# [GIVEN TASK]
What do the lines from the one containing "Convert this screenshot" through the end of the entries say? Quote them exactly, and only them.

# [PROVIDED INFORMATION]
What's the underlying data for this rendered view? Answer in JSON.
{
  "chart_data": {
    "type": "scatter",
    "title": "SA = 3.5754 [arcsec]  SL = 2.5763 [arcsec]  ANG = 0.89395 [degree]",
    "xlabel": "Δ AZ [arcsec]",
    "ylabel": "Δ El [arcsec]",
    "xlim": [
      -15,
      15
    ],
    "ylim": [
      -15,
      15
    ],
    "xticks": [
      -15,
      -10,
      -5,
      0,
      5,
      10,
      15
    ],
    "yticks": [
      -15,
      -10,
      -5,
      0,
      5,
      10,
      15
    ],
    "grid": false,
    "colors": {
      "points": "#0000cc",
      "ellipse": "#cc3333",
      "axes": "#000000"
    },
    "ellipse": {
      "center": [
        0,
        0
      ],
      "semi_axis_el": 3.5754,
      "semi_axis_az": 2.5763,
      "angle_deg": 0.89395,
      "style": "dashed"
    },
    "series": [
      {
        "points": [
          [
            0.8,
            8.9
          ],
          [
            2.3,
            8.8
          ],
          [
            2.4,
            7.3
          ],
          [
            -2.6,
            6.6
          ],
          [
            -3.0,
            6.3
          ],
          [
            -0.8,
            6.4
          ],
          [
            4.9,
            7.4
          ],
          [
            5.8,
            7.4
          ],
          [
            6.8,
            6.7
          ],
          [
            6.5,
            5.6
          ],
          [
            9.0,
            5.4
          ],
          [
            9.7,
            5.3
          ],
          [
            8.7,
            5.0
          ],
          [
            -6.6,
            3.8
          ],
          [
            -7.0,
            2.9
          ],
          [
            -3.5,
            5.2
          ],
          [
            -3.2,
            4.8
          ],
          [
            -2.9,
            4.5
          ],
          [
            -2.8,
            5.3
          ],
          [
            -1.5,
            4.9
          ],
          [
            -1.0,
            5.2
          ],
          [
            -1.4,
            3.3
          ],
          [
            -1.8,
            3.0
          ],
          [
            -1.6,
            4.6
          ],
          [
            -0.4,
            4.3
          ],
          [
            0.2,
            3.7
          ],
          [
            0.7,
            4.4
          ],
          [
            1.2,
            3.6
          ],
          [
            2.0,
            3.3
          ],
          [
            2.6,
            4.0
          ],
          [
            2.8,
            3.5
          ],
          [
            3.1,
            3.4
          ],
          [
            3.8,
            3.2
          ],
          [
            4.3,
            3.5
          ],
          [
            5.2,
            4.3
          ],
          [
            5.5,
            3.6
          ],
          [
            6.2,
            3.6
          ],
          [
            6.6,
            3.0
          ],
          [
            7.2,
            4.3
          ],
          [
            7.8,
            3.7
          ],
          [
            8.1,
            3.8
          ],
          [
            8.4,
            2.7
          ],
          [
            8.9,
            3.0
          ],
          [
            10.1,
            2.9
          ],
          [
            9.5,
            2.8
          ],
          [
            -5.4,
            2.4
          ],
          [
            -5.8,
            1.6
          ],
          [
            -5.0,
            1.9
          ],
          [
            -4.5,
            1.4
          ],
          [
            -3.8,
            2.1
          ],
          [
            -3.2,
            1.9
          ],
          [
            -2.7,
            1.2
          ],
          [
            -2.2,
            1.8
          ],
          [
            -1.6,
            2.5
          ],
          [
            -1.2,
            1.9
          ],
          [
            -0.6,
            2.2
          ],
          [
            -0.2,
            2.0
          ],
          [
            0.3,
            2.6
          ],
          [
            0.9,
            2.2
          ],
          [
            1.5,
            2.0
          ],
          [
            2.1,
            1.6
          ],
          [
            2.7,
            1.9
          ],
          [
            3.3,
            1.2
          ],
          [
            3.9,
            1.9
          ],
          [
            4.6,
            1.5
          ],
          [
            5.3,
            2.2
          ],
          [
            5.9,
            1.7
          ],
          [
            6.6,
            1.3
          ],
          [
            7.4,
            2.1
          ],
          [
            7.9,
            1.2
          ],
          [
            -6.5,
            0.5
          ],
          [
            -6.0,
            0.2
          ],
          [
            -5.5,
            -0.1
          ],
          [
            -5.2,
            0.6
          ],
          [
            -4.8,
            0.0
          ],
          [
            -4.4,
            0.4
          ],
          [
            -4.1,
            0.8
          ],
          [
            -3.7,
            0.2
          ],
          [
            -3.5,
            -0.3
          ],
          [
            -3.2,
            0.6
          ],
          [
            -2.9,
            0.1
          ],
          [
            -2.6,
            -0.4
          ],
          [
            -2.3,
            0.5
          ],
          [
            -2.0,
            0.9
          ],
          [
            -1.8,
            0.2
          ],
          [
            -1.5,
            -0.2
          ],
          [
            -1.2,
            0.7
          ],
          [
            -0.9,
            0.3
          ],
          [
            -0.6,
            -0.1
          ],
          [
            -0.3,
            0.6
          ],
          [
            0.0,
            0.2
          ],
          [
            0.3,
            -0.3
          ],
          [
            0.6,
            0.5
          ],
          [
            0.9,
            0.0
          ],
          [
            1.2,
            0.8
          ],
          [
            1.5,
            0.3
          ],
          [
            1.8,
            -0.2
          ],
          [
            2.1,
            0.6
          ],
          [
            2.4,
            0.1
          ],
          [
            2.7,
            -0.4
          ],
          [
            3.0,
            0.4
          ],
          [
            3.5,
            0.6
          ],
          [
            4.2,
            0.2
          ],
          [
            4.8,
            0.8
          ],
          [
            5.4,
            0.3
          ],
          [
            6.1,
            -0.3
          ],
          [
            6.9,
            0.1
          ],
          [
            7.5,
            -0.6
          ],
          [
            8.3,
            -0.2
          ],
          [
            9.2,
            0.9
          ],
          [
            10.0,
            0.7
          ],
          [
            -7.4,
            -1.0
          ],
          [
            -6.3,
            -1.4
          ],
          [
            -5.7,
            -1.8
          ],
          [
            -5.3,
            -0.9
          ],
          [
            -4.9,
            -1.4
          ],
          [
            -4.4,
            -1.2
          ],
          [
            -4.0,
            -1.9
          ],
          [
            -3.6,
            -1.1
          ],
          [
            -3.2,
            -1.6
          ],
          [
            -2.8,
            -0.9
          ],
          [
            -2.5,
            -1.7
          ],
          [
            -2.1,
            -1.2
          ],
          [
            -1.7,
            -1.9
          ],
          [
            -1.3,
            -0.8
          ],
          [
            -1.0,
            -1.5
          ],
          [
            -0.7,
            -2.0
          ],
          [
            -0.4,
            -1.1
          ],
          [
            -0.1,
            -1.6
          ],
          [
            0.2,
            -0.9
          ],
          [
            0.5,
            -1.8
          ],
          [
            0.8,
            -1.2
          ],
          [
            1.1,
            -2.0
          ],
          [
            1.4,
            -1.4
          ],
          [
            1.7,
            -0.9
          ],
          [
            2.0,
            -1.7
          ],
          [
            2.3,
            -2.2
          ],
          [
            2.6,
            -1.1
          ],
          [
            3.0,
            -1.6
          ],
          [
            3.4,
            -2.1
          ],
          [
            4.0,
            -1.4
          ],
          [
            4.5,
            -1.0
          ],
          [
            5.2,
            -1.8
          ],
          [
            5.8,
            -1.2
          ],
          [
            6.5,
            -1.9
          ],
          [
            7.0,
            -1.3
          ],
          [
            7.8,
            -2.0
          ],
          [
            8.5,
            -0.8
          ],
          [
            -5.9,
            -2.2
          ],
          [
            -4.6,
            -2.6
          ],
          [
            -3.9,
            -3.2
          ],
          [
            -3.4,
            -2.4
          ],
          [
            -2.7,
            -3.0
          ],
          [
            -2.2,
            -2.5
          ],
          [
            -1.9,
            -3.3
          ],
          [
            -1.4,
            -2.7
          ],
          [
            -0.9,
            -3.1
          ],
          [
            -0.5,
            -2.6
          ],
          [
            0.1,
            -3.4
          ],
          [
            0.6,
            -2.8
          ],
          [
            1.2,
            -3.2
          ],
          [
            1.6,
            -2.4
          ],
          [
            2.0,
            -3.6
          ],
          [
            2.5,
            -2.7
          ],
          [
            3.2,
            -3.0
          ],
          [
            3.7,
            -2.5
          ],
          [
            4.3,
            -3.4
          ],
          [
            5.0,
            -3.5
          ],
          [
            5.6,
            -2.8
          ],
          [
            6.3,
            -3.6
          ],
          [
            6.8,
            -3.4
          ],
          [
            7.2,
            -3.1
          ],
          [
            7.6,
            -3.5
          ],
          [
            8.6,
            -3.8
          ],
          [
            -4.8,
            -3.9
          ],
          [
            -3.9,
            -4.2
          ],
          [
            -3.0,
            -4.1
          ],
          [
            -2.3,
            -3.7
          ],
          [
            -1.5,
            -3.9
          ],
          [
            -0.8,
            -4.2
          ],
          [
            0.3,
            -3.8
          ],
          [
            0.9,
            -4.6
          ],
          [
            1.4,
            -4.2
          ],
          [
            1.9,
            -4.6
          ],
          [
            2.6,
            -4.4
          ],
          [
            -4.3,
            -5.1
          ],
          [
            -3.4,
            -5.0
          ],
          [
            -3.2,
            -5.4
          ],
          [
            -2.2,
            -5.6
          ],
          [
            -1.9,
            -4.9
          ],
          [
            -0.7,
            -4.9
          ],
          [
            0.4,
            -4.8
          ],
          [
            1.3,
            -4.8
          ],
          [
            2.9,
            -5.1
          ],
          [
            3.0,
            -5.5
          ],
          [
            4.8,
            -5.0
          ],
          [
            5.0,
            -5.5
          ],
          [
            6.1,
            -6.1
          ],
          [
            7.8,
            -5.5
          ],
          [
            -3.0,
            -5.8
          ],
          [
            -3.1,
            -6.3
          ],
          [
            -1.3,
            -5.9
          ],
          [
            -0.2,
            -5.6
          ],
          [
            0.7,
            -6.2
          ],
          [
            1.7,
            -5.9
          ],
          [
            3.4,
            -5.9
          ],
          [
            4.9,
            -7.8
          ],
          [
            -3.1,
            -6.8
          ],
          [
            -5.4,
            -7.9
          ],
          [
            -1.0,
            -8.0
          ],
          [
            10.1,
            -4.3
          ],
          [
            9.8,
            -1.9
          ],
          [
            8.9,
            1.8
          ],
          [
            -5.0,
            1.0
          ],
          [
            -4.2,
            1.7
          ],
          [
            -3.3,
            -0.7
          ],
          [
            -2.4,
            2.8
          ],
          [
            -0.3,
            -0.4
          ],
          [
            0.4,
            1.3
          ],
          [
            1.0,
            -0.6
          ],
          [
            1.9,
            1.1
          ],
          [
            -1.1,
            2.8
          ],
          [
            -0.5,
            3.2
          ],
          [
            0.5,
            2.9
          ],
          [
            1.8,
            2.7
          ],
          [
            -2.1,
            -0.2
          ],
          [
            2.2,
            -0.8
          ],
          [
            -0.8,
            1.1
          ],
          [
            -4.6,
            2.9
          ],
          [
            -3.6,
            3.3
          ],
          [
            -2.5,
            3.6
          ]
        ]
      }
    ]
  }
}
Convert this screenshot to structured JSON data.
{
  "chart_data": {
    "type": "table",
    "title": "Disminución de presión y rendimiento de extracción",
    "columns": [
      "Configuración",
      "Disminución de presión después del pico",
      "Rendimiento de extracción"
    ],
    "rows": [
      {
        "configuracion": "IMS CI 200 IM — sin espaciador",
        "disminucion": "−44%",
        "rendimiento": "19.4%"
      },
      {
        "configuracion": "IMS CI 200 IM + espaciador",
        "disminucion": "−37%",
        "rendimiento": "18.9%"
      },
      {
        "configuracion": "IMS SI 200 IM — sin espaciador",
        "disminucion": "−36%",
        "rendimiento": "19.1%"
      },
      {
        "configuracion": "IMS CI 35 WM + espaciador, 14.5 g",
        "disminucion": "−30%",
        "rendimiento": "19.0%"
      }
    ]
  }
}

# [TASK OUTPUT]
Convert this screenshot to structured JSON data.
{
  "chart_data": {
    "type": "table",
    "title": "Disminución de presión y rendimiento de extracción",
    "columns": [
      "Configuración",
      "Disminución de presión después del pico",
      "Rendimiento de extracción"
    ],
    "rows": [
      {
        "configuracion": "IMS CI 200 IM — sin espaciador",
        "disminucion": "−44%",
        "rendimiento": "19.4%"
      },
      {
        "configuracion": "IMS CI 200 IM + espaciador",
        "disminucion": "−37%",
        "rendimiento": "18.9%"
      },
      {
        "configuracion": "IMS SI 200 IM — sin espaciador",
        "disminucion": "−36%",
        "rendimiento": "19.1%"
      },
      {
        "configuracion": "IMS CI 35 WM + espaciador, 14.5 g",
        "disminucion": "−30%",
        "rendimiento": "19.0%"
      }
    ]
  }
}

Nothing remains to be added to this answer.